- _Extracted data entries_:
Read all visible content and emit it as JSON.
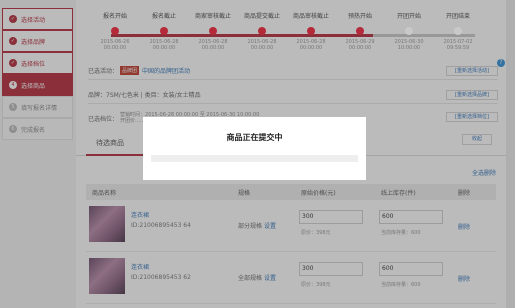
{
  "sidebar": {
    "items": [
      {
        "label": "选择活动",
        "state": "done",
        "icon": "check"
      },
      {
        "label": "选择品牌",
        "state": "done",
        "icon": "check"
      },
      {
        "label": "选择档位",
        "state": "done",
        "icon": "check"
      },
      {
        "label": "选择商品",
        "state": "active",
        "icon": "step-4"
      },
      {
        "label": "填写报名详情",
        "state": "plain",
        "icon": "step-5"
      },
      {
        "label": "完成报名",
        "state": "plain",
        "icon": "step-6"
      }
    ]
  },
  "steps": [
    {
      "label": "报名开始",
      "date": "2015-06-26 00:00:00",
      "on": true
    },
    {
      "label": "报名截止",
      "date": "2015-06-28 00:00:00",
      "on": true
    },
    {
      "label": "商家审核截止",
      "date": "2015-06-28 00:00:00",
      "on": true
    },
    {
      "label": "商品提交截止",
      "date": "2015-06-28 00:00:00",
      "on": true
    },
    {
      "label": "商品审核截止",
      "date": "2015-06-28 00:00:00",
      "on": true
    },
    {
      "label": "预热开始",
      "date": "2015-06-29 00:00:00",
      "on": true
    },
    {
      "label": "开团开始",
      "date": "2015-06-30 10:00:00",
      "on": false
    },
    {
      "label": "开团结束",
      "date": "2015-07-02 09:59:59",
      "on": false
    }
  ],
  "progress": {
    "completed_fraction": 0.72
  },
  "info": {
    "activity_label": "已选活动：",
    "activity_badge": "品牌团",
    "activity_name": "中国的品牌团活动",
    "reselect_activity": "[重新选择活动]",
    "brand_text": "品牌：7SM/七色米 | 类目：女装/女士精品",
    "reselect_brand": "[重新选择品牌]",
    "tier_label": "已选档位：",
    "tier_text_1": "营销时间：2015-06-28 00:00:00 至 2015-06-30 10:00:00",
    "tier_text_2": "开团价……",
    "reselect_tier": "[重新选择档位]"
  },
  "tabs": {
    "pending": "待选商品",
    "collapse": "收起"
  },
  "select_all": "全选删除",
  "table": {
    "headers": [
      "商品名称",
      "规格",
      "原始价格(元)",
      "线上库存(件)",
      "删除"
    ],
    "rows": [
      {
        "name": "连衣裙",
        "id": "ID:21006895453 64",
        "spec": "部分规格",
        "spec_link": "设置",
        "price": "300",
        "orig_price": "原价：398元",
        "stock": "600",
        "cur_stock": "当前库存量：600",
        "delete": "删除"
      },
      {
        "name": "连衣裙",
        "id": "ID:21006895453 62",
        "spec": "全部规格",
        "spec_link": "设置",
        "price": "300",
        "orig_price": "原价：398元",
        "stock": "600",
        "cur_stock": "当前库存量：600",
        "delete": "删除"
      }
    ]
  },
  "modal": {
    "title": "商品正在提交中",
    "progress": 0
  },
  "colors": {
    "accent": "#b52a39",
    "link": "#2f72b8"
  }
}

- _What you are asked to do_:
Output the material word for word, omitting its pictures.

- _Answer to this exercise_:
Read all visible content and emit it as JSON.
{
  "sidebar": {
    "items": [
      {
        "label": "选择活动",
        "state": "done",
        "icon": "check"
      },
      {
        "label": "选择品牌",
        "state": "done",
        "icon": "check"
      },
      {
        "label": "选择档位",
        "state": "done",
        "icon": "check"
      },
      {
        "label": "选择商品",
        "state": "active",
        "icon": "step-4"
      },
      {
        "label": "填写报名详情",
        "state": "plain",
        "icon": "step-5"
      },
      {
        "label": "完成报名",
        "state": "plain",
        "icon": "step-6"
      }
    ]
  },
  "steps": [
    {
      "label": "报名开始",
      "date": "2015-06-26 00:00:00",
      "on": true
    },
    {
      "label": "报名截止",
      "date": "2015-06-28 00:00:00",
      "on": true
    },
    {
      "label": "商家审核截止",
      "date": "2015-06-28 00:00:00",
      "on": true
    },
    {
      "label": "商品提交截止",
      "date": "2015-06-28 00:00:00",
      "on": true
    },
    {
      "label": "商品审核截止",
      "date": "2015-06-28 00:00:00",
      "on": true
    },
    {
      "label": "预热开始",
      "date": "2015-06-29 00:00:00",
      "on": true
    },
    {
      "label": "开团开始",
      "date": "2015-06-30 10:00:00",
      "on": false
    },
    {
      "label": "开团结束",
      "date": "2015-07-02 09:59:59",
      "on": false
    }
  ],
  "progress": {
    "completed_fraction": 0.72
  },
  "info": {
    "activity_label": "已选活动：",
    "activity_badge": "品牌团",
    "activity_name": "中国的品牌团活动",
    "reselect_activity": "[重新选择活动]",
    "brand_text": "品牌：7SM/七色米 | 类目：女装/女士精品",
    "reselect_brand": "[重新选择品牌]",
    "tier_label": "已选档位：",
    "tier_text_1": "营销时间：2015-06-28 00:00:00 至 2015-06-30 10:00:00",
    "tier_text_2": "开团价……",
    "reselect_tier": "[重新选择档位]"
  },
  "tabs": {
    "pending": "待选商品",
    "collapse": "收起"
  },
  "select_all": "全选删除",
  "table": {
    "headers": [
      "商品名称",
      "规格",
      "原始价格(元)",
      "线上库存(件)",
      "删除"
    ],
    "rows": [
      {
        "name": "连衣裙",
        "id": "ID:21006895453 64",
        "spec": "部分规格",
        "spec_link": "设置",
        "price": "300",
        "orig_price": "原价：398元",
        "stock": "600",
        "cur_stock": "当前库存量：600",
        "delete": "删除"
      },
      {
        "name": "连衣裙",
        "id": "ID:21006895453 62",
        "spec": "全部规格",
        "spec_link": "设置",
        "price": "300",
        "orig_price": "原价：398元",
        "stock": "600",
        "cur_stock": "当前库存量：600",
        "delete": "删除"
      }
    ]
  },
  "modal": {
    "title": "商品正在提交中",
    "progress": 0
  },
  "colors": {
    "accent": "#b52a39",
    "link": "#2f72b8"
  }
}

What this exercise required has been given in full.